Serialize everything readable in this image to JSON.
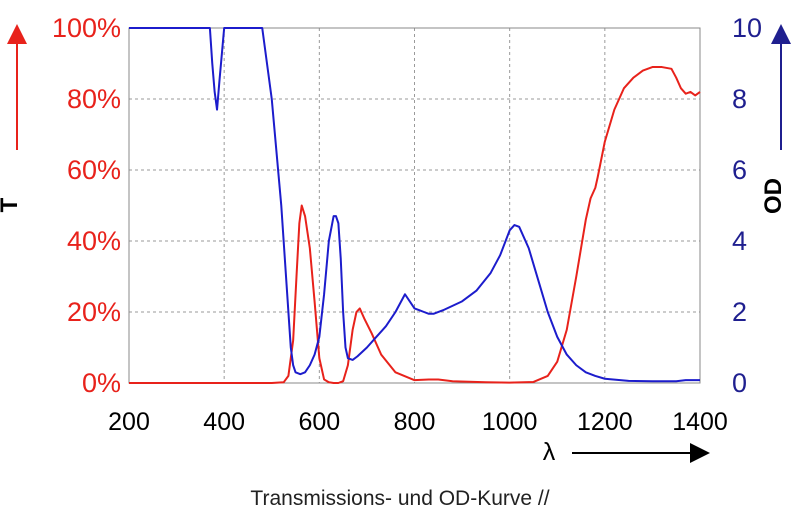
{
  "chart_data": {
    "type": "line",
    "title": "",
    "caption": "Transmissions- und OD-Kurve //",
    "xlabel": "λ",
    "xlim": [
      200,
      1400
    ],
    "xticks": [
      "200",
      "400",
      "600",
      "800",
      "1000",
      "1200",
      "1400"
    ],
    "xtick_values": [
      200,
      400,
      600,
      800,
      1000,
      1200,
      1400
    ],
    "y_left": {
      "label": "T",
      "lim": [
        0,
        100
      ],
      "ticks": [
        "0%",
        "20%",
        "40%",
        "60%",
        "80%",
        "100%"
      ],
      "tick_values": [
        0,
        20,
        40,
        60,
        80,
        100
      ],
      "color": "#e8221b"
    },
    "y_right": {
      "label": "OD",
      "lim": [
        0,
        10
      ],
      "ticks": [
        "0",
        "2",
        "4",
        "6",
        "8",
        "10"
      ],
      "tick_values": [
        0,
        2,
        4,
        6,
        8,
        10
      ],
      "color": "#1f1f8f"
    },
    "grid": true,
    "series": [
      {
        "name": "T",
        "axis": "left",
        "color": "#e8221b",
        "x": [
          200,
          500,
          525,
          535,
          545,
          552,
          558,
          563,
          570,
          580,
          590,
          600,
          610,
          620,
          630,
          640,
          650,
          660,
          670,
          678,
          685,
          695,
          710,
          730,
          760,
          800,
          830,
          850,
          880,
          950,
          1000,
          1050,
          1080,
          1100,
          1120,
          1140,
          1160,
          1170,
          1180,
          1185,
          1200,
          1220,
          1240,
          1260,
          1280,
          1300,
          1320,
          1340,
          1350,
          1360,
          1370,
          1380,
          1390,
          1400
        ],
        "y": [
          0,
          0,
          0.2,
          2,
          12,
          30,
          45,
          50,
          47,
          38,
          23,
          7,
          1,
          0.2,
          0,
          0,
          0.5,
          5,
          15,
          20,
          21,
          18,
          14,
          8,
          3,
          0.8,
          1,
          1,
          0.5,
          0.2,
          0.1,
          0.3,
          2,
          6,
          15,
          30,
          46,
          52,
          55,
          58,
          68,
          77,
          83,
          86,
          88,
          89,
          89,
          88.5,
          86,
          83,
          81.5,
          82,
          81,
          82
        ]
      },
      {
        "name": "OD",
        "axis": "right",
        "color": "#1c1ccc",
        "x": [
          200,
          370,
          375,
          380,
          385,
          390,
          400,
          405,
          415,
          470,
          480,
          500,
          510,
          520,
          530,
          540,
          545,
          550,
          560,
          570,
          580,
          590,
          600,
          610,
          620,
          630,
          635,
          640,
          645,
          650,
          655,
          660,
          670,
          680,
          700,
          720,
          740,
          760,
          780,
          800,
          810,
          820,
          830,
          840,
          860,
          900,
          930,
          960,
          980,
          1000,
          1010,
          1020,
          1040,
          1060,
          1080,
          1100,
          1120,
          1140,
          1160,
          1180,
          1200,
          1250,
          1300,
          1350,
          1370,
          1390,
          1400
        ],
        "y": [
          10,
          10,
          9,
          8.2,
          7.7,
          8.5,
          10,
          10,
          10,
          10,
          10,
          8,
          6.5,
          5,
          3,
          1,
          0.5,
          0.3,
          0.25,
          0.3,
          0.5,
          0.8,
          1.3,
          2.5,
          4,
          4.7,
          4.7,
          4.5,
          3.5,
          2,
          1,
          0.7,
          0.65,
          0.75,
          1,
          1.3,
          1.6,
          2,
          2.5,
          2.1,
          2.05,
          2,
          1.95,
          1.95,
          2.05,
          2.3,
          2.6,
          3.1,
          3.6,
          4.3,
          4.45,
          4.4,
          3.8,
          2.9,
          2,
          1.3,
          0.8,
          0.5,
          0.3,
          0.2,
          0.12,
          0.06,
          0.05,
          0.05,
          0.08,
          0.08,
          0.08
        ]
      }
    ]
  }
}
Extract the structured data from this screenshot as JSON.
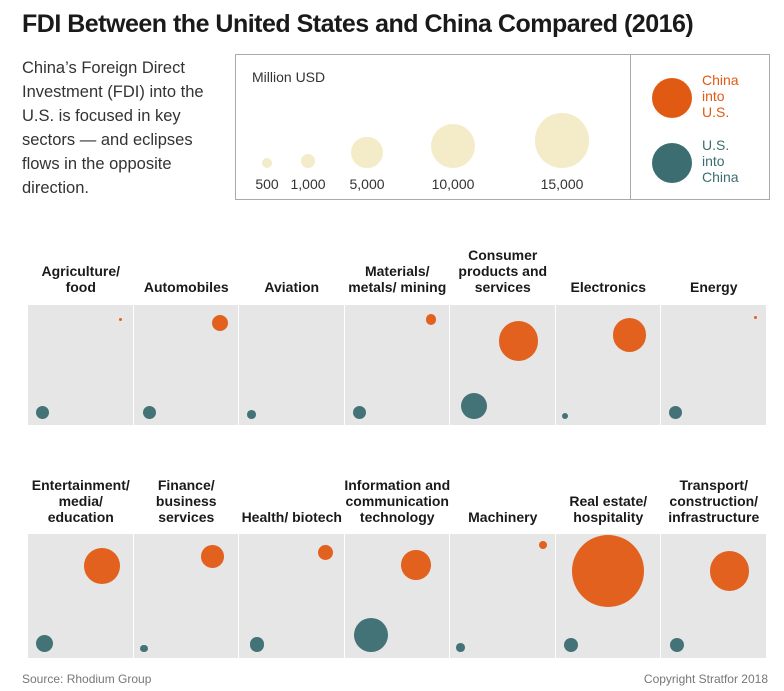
{
  "header": {
    "title": "FDI Between the United States and China Compared (2016)",
    "subtitle": "China’s Foreign Direct Investment (FDI) into the U.S. is focused in key sectors — and eclipses flows in the opposite direction."
  },
  "legend": {
    "unit": "Million USD",
    "sizes": [
      {
        "value": 500,
        "label": "500"
      },
      {
        "value": 1000,
        "label": "1,000"
      },
      {
        "value": 5000,
        "label": "5,000"
      },
      {
        "value": 10000,
        "label": "10,000"
      },
      {
        "value": 15000,
        "label": "15,000"
      }
    ],
    "keys": [
      {
        "label": "China into U.S.",
        "color": "#E15A14"
      },
      {
        "label": "U.S. into China",
        "color": "#3C6E71"
      }
    ]
  },
  "colors": {
    "china_into_us": "#E15A14",
    "us_into_china": "#3C6E71",
    "legend_bubble": "#F4EBC9",
    "panel_background": "#E6E6E6"
  },
  "chart_data": {
    "type": "bubble",
    "unit": "Million USD",
    "series": [
      {
        "name": "China into U.S.",
        "color": "#E15A14"
      },
      {
        "name": "U.S. into China",
        "color": "#3C6E71"
      }
    ],
    "rows": [
      {
        "categories": [
          {
            "name": "Agriculture/ food",
            "china_into_us": 10,
            "us_into_china": 900
          },
          {
            "name": "Automobiles",
            "china_into_us": 1400,
            "us_into_china": 900
          },
          {
            "name": "Aviation",
            "china_into_us": 0,
            "us_into_china": 380
          },
          {
            "name": "Materials/ metals/ mining",
            "china_into_us": 600,
            "us_into_china": 900
          },
          {
            "name": "Consumer products and services",
            "china_into_us": 7800,
            "us_into_china": 3400
          },
          {
            "name": "Electronics",
            "china_into_us": 5600,
            "us_into_china": 200
          },
          {
            "name": "Energy",
            "china_into_us": 10,
            "us_into_china": 900
          }
        ]
      },
      {
        "categories": [
          {
            "name": "Entertainment/ media/ education",
            "china_into_us": 6400,
            "us_into_china": 1500
          },
          {
            "name": "Finance/ business services",
            "china_into_us": 2600,
            "us_into_china": 260
          },
          {
            "name": "Health/ biotech",
            "china_into_us": 1200,
            "us_into_china": 1100
          },
          {
            "name": "Information and communication technology",
            "china_into_us": 4400,
            "us_into_china": 5800
          },
          {
            "name": "Machinery",
            "china_into_us": 350,
            "us_into_china": 380
          },
          {
            "name": "Real estate/ hospitality",
            "china_into_us": 26000,
            "us_into_china": 1000
          },
          {
            "name": "Transport/ construction/ infrastructure",
            "china_into_us": 8000,
            "us_into_china": 1000
          }
        ]
      }
    ]
  },
  "footer": {
    "source": "Source: Rhodium Group",
    "copyright": "Copyright Stratfor 2018"
  }
}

******

## DESCRIPTION OF THE TASK
Reproduce the full listing faithfully, but do not carry over any pictures.

## TASK RESPONSE
Serialize everything readable in this image to JSON.
{
  "chart_data": {
    "type": "line",
    "title": "",
    "caption": "Transmissions- und OD-Kurve //",
    "xlabel": "λ",
    "xlim": [
      200,
      1400
    ],
    "xticks": [
      "200",
      "400",
      "600",
      "800",
      "1000",
      "1200",
      "1400"
    ],
    "xtick_values": [
      200,
      400,
      600,
      800,
      1000,
      1200,
      1400
    ],
    "y_left": {
      "label": "T",
      "lim": [
        0,
        100
      ],
      "ticks": [
        "0%",
        "20%",
        "40%",
        "60%",
        "80%",
        "100%"
      ],
      "tick_values": [
        0,
        20,
        40,
        60,
        80,
        100
      ],
      "color": "#e8221b"
    },
    "y_right": {
      "label": "OD",
      "lim": [
        0,
        10
      ],
      "ticks": [
        "0",
        "2",
        "4",
        "6",
        "8",
        "10"
      ],
      "tick_values": [
        0,
        2,
        4,
        6,
        8,
        10
      ],
      "color": "#1f1f8f"
    },
    "grid": true,
    "series": [
      {
        "name": "T",
        "axis": "left",
        "color": "#e8221b",
        "x": [
          200,
          500,
          525,
          535,
          545,
          552,
          558,
          563,
          570,
          580,
          590,
          600,
          610,
          620,
          630,
          640,
          650,
          660,
          670,
          678,
          685,
          695,
          710,
          730,
          760,
          800,
          830,
          850,
          880,
          950,
          1000,
          1050,
          1080,
          1100,
          1120,
          1140,
          1160,
          1170,
          1180,
          1185,
          1200,
          1220,
          1240,
          1260,
          1280,
          1300,
          1320,
          1340,
          1350,
          1360,
          1370,
          1380,
          1390,
          1400
        ],
        "y": [
          0,
          0,
          0.2,
          2,
          12,
          30,
          45,
          50,
          47,
          38,
          23,
          7,
          1,
          0.2,
          0,
          0,
          0.5,
          5,
          15,
          20,
          21,
          18,
          14,
          8,
          3,
          0.8,
          1,
          1,
          0.5,
          0.2,
          0.1,
          0.3,
          2,
          6,
          15,
          30,
          46,
          52,
          55,
          58,
          68,
          77,
          83,
          86,
          88,
          89,
          89,
          88.5,
          86,
          83,
          81.5,
          82,
          81,
          82
        ]
      },
      {
        "name": "OD",
        "axis": "right",
        "color": "#1c1ccc",
        "x": [
          200,
          370,
          375,
          380,
          385,
          390,
          400,
          405,
          415,
          470,
          480,
          500,
          510,
          520,
          530,
          540,
          545,
          550,
          560,
          570,
          580,
          590,
          600,
          610,
          620,
          630,
          635,
          640,
          645,
          650,
          655,
          660,
          670,
          680,
          700,
          720,
          740,
          760,
          780,
          800,
          810,
          820,
          830,
          840,
          860,
          900,
          930,
          960,
          980,
          1000,
          1010,
          1020,
          1040,
          1060,
          1080,
          1100,
          1120,
          1140,
          1160,
          1180,
          1200,
          1250,
          1300,
          1350,
          1370,
          1390,
          1400
        ],
        "y": [
          10,
          10,
          9,
          8.2,
          7.7,
          8.5,
          10,
          10,
          10,
          10,
          10,
          8,
          6.5,
          5,
          3,
          1,
          0.5,
          0.3,
          0.25,
          0.3,
          0.5,
          0.8,
          1.3,
          2.5,
          4,
          4.7,
          4.7,
          4.5,
          3.5,
          2,
          1,
          0.7,
          0.65,
          0.75,
          1,
          1.3,
          1.6,
          2,
          2.5,
          2.1,
          2.05,
          2,
          1.95,
          1.95,
          2.05,
          2.3,
          2.6,
          3.1,
          3.6,
          4.3,
          4.45,
          4.4,
          3.8,
          2.9,
          2,
          1.3,
          0.8,
          0.5,
          0.3,
          0.2,
          0.12,
          0.06,
          0.05,
          0.05,
          0.08,
          0.08,
          0.08
        ]
      }
    ]
  }
}
Extract the structured data from this screenshot as JSON.
{
  "header": {
    "title": "FDI Between the United States and China Compared (2016)",
    "subtitle": "China’s Foreign Direct Investment (FDI) into the U.S. is focused in key sectors — and eclipses flows in the opposite direction."
  },
  "legend": {
    "unit": "Million USD",
    "sizes": [
      {
        "value": 500,
        "label": "500"
      },
      {
        "value": 1000,
        "label": "1,000"
      },
      {
        "value": 5000,
        "label": "5,000"
      },
      {
        "value": 10000,
        "label": "10,000"
      },
      {
        "value": 15000,
        "label": "15,000"
      }
    ],
    "keys": [
      {
        "label": "China into U.S.",
        "color": "#E15A14"
      },
      {
        "label": "U.S. into China",
        "color": "#3C6E71"
      }
    ]
  },
  "colors": {
    "china_into_us": "#E15A14",
    "us_into_china": "#3C6E71",
    "legend_bubble": "#F4EBC9",
    "panel_background": "#E6E6E6"
  },
  "chart_data": {
    "type": "bubble",
    "unit": "Million USD",
    "series": [
      {
        "name": "China into U.S.",
        "color": "#E15A14"
      },
      {
        "name": "U.S. into China",
        "color": "#3C6E71"
      }
    ],
    "rows": [
      {
        "categories": [
          {
            "name": "Agriculture/ food",
            "china_into_us": 10,
            "us_into_china": 900
          },
          {
            "name": "Automobiles",
            "china_into_us": 1400,
            "us_into_china": 900
          },
          {
            "name": "Aviation",
            "china_into_us": 0,
            "us_into_china": 380
          },
          {
            "name": "Materials/ metals/ mining",
            "china_into_us": 600,
            "us_into_china": 900
          },
          {
            "name": "Consumer products and services",
            "china_into_us": 7800,
            "us_into_china": 3400
          },
          {
            "name": "Electronics",
            "china_into_us": 5600,
            "us_into_china": 200
          },
          {
            "name": "Energy",
            "china_into_us": 10,
            "us_into_china": 900
          }
        ]
      },
      {
        "categories": [
          {
            "name": "Entertainment/ media/ education",
            "china_into_us": 6400,
            "us_into_china": 1500
          },
          {
            "name": "Finance/ business services",
            "china_into_us": 2600,
            "us_into_china": 260
          },
          {
            "name": "Health/ biotech",
            "china_into_us": 1200,
            "us_into_china": 1100
          },
          {
            "name": "Information and communication technology",
            "china_into_us": 4400,
            "us_into_china": 5800
          },
          {
            "name": "Machinery",
            "china_into_us": 350,
            "us_into_china": 380
          },
          {
            "name": "Real estate/ hospitality",
            "china_into_us": 26000,
            "us_into_china": 1000
          },
          {
            "name": "Transport/ construction/ infrastructure",
            "china_into_us": 8000,
            "us_into_china": 1000
          }
        ]
      }
    ]
  },
  "footer": {
    "source": "Source: Rhodium Group",
    "copyright": "Copyright Stratfor 2018"
  }
}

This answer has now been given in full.